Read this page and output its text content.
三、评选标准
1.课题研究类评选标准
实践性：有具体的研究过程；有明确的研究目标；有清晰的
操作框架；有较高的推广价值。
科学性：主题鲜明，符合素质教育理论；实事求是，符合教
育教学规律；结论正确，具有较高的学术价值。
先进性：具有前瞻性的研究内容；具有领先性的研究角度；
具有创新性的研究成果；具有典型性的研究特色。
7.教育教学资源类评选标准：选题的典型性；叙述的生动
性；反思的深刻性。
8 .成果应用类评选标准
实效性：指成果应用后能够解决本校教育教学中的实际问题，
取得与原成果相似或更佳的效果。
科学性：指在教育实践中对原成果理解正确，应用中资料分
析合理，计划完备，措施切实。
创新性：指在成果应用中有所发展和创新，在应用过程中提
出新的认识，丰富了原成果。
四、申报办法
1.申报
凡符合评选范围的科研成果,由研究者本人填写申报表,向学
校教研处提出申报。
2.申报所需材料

WORK REQUIRED.
Copy out the full set of records precisely, leaving nothing out.

EXPECTED ANSWER.
Read this page and output its text content.
三、评选标准
1.课题研究类评选标准
实践性：有具体的研究过程；有明确的研究目标；有清晰的
操作框架；有较高的推广价值。
科学性：主题鲜明，符合素质教育理论；实事求是，符合教
育教学规律；结论正确，具有较高的学术价值。
先进性：具有前瞻性的研究内容；具有领先性的研究角度；
具有创新性的研究成果；具有典型性的研究特色。
7.教育教学资源类评选标准：选题的典型性；叙述的生动
性；反思的深刻性。
8 .成果应用类评选标准
实效性：指成果应用后能够解决本校教育教学中的实际问题，
取得与原成果相似或更佳的效果。
科学性：指在教育实践中对原成果理解正确，应用中资料分
析合理，计划完备，措施切实。
创新性：指在成果应用中有所发展和创新，在应用过程中提
出新的认识，丰富了原成果。
四、申报办法
1.申报
凡符合评选范围的科研成果,由研究者本人填写申报表,向学
校教研处提出申报。
2.申报所需材料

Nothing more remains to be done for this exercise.